(Records from a dataset)
+++

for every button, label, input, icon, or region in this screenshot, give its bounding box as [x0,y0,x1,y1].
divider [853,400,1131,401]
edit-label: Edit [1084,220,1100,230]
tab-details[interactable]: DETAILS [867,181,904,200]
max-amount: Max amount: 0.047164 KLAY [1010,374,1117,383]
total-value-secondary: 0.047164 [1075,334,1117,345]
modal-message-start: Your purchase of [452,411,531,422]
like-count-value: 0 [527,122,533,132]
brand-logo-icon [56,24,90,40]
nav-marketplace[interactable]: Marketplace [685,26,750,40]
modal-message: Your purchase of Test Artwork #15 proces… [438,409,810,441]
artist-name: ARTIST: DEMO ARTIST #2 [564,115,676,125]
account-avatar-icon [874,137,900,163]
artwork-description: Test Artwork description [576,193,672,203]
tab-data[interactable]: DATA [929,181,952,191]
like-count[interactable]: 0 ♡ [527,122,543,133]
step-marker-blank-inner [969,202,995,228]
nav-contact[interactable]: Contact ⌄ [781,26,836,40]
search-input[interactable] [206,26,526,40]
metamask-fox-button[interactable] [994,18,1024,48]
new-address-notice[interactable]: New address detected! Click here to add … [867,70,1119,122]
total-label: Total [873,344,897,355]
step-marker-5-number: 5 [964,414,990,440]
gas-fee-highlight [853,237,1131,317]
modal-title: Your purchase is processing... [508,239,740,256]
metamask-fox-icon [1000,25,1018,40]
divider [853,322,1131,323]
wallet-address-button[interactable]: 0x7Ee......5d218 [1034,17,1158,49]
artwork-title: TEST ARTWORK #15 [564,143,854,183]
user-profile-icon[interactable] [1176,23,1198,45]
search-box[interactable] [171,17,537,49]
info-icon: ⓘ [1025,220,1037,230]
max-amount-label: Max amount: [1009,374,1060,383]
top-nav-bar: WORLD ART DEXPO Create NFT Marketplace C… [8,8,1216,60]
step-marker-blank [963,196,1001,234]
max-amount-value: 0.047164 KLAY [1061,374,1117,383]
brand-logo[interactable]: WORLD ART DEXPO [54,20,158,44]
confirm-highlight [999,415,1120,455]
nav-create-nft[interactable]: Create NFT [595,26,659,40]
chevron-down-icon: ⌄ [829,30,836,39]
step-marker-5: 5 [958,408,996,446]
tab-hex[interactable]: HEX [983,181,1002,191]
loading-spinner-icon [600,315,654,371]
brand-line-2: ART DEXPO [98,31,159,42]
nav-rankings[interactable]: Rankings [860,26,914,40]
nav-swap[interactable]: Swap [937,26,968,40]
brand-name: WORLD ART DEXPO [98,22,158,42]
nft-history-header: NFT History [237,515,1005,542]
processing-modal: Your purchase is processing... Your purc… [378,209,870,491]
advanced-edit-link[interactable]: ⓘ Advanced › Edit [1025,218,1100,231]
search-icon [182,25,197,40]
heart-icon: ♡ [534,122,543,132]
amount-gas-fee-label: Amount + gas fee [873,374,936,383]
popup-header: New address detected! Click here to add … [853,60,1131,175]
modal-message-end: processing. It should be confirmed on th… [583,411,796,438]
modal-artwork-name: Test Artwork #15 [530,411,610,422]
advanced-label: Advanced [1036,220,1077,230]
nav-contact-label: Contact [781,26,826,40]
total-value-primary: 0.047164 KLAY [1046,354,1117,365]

+++

> SHORT TASK
Rewrite all the records above with each "KLAY" changed to "KAIA". Leave everything else unchanged.

> OUTPUT OF THE TASK
for every button, label, input, icon, or region in this screenshot, give its bounding box as [x0,y0,x1,y1].
divider [853,400,1131,401]
edit-label: Edit [1084,220,1100,230]
tab-details[interactable]: DETAILS [867,181,904,200]
max-amount: Max amount: 0.047164 KAIA [1010,374,1117,383]
total-value-secondary: 0.047164 [1075,334,1117,345]
modal-message-start: Your purchase of [452,411,531,422]
like-count-value: 0 [527,122,533,132]
brand-logo-icon [56,24,90,40]
nav-marketplace[interactable]: Marketplace [685,26,750,40]
modal-message: Your purchase of Test Artwork #15 proces… [438,409,810,441]
artist-name: ARTIST: DEMO ARTIST #2 [564,115,676,125]
account-avatar-icon [874,137,900,163]
artwork-description: Test Artwork description [576,193,672,203]
tab-data[interactable]: DATA [929,181,952,191]
like-count[interactable]: 0 ♡ [527,122,543,133]
step-marker-blank-inner [969,202,995,228]
nav-contact[interactable]: Contact ⌄ [781,26,836,40]
search-input[interactable] [206,26,526,40]
metamask-fox-button[interactable] [994,18,1024,48]
new-address-notice[interactable]: New address detected! Click here to add … [867,70,1119,122]
total-label: Total [873,344,897,355]
step-marker-5-number: 5 [964,414,990,440]
gas-fee-highlight [853,237,1131,317]
modal-title: Your purchase is processing... [508,239,740,256]
metamask-fox-icon [1000,25,1018,40]
divider [853,322,1131,323]
wallet-address-button[interactable]: 0x7Ee......5d218 [1034,17,1158,49]
artwork-title: TEST ARTWORK #15 [564,143,854,183]
user-profile-icon[interactable] [1176,23,1198,45]
search-box[interactable] [171,17,537,49]
info-icon: ⓘ [1025,220,1037,230]
max-amount-label: Max amount: [1009,374,1060,383]
top-nav-bar: WORLD ART DEXPO Create NFT Marketplace C… [8,8,1216,60]
step-marker-blank [963,196,1001,234]
max-amount-value: 0.047164 KAIA [1061,374,1117,383]
brand-logo[interactable]: WORLD ART DEXPO [54,20,158,44]
confirm-highlight [999,415,1120,455]
nav-create-nft[interactable]: Create NFT [595,26,659,40]
chevron-down-icon: ⌄ [829,30,836,39]
step-marker-5: 5 [958,408,996,446]
tab-hex[interactable]: HEX [983,181,1002,191]
loading-spinner-icon [600,315,654,371]
brand-line-2: ART DEXPO [98,31,159,42]
nav-rankings[interactable]: Rankings [860,26,914,40]
nav-swap[interactable]: Swap [937,26,968,40]
brand-name: WORLD ART DEXPO [98,22,158,42]
nft-history-header: NFT History [237,515,1005,542]
processing-modal: Your purchase is processing... Your purc… [378,209,870,491]
advanced-edit-link[interactable]: ⓘ Advanced › Edit [1025,218,1100,231]
search-icon [182,25,197,40]
heart-icon: ♡ [534,122,543,132]
amount-gas-fee-label: Amount + gas fee [873,374,936,383]
popup-header: New address detected! Click here to add … [853,60,1131,175]
modal-message-end: processing. It should be confirmed on th… [583,411,796,438]
modal-artwork-name: Test Artwork #15 [530,411,610,422]
advanced-label: Advanced [1036,220,1077,230]
nav-contact-label: Contact [781,26,826,40]
total-value-primary: 0.047164 KAIA [1046,354,1117,365]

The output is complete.